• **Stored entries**
* Start *
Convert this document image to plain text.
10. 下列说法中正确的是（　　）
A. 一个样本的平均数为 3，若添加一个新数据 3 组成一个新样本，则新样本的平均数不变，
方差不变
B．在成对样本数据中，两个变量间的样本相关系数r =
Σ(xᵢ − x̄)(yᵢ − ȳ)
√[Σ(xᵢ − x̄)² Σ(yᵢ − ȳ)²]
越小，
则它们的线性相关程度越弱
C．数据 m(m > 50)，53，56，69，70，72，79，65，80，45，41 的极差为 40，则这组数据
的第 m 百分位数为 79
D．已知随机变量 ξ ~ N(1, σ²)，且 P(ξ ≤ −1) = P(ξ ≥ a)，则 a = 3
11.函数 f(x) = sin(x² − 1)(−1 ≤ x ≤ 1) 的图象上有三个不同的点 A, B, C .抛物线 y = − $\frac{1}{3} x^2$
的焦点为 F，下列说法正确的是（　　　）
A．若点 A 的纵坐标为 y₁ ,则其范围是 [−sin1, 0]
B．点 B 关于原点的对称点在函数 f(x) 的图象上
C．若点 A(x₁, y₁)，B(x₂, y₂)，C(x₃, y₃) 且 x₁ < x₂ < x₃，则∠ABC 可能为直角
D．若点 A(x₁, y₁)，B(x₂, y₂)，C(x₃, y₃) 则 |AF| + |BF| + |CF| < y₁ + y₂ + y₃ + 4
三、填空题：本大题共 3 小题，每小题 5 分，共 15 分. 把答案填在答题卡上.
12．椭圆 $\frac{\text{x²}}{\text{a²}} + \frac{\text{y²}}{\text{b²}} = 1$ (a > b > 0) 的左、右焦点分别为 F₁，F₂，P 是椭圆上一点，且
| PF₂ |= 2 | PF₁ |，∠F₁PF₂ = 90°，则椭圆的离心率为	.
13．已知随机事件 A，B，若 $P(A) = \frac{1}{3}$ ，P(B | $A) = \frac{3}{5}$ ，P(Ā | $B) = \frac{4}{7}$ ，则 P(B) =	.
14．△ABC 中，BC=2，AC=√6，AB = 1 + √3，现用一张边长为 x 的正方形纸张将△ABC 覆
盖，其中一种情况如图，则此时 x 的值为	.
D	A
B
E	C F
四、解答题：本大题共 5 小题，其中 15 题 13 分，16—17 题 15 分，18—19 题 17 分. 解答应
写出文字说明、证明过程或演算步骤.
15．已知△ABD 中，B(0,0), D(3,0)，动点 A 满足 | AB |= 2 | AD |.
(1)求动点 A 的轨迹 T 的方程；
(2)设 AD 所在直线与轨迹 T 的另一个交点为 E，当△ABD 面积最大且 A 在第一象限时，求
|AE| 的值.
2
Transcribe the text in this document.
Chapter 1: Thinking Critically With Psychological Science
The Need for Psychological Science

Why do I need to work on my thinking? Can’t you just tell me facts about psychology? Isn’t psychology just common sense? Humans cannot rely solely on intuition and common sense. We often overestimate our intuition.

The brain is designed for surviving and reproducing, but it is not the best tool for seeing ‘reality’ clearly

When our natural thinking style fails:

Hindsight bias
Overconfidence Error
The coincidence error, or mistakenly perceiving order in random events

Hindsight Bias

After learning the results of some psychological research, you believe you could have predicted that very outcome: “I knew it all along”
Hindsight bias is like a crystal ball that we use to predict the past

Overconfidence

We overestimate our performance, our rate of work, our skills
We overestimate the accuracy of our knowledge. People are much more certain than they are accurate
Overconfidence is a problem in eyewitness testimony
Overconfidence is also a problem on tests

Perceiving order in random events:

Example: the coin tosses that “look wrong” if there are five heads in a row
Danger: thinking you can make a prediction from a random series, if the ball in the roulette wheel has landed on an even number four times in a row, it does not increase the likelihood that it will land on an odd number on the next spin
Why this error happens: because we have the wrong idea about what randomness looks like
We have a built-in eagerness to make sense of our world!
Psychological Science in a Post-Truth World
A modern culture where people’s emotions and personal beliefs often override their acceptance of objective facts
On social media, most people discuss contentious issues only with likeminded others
* End *
Check all the records above and select each line where the string "facts" is found.

• **Response for this exercise**
Why do I need to work on my thinking? Can’t you just tell me facts about psychology? Isn’t psychology just common sense? Humans cannot rely solely on intuition and common sense. We often overestimate our intuition.
A modern culture where people’s emotions and personal beliefs often override their acceptance of objective facts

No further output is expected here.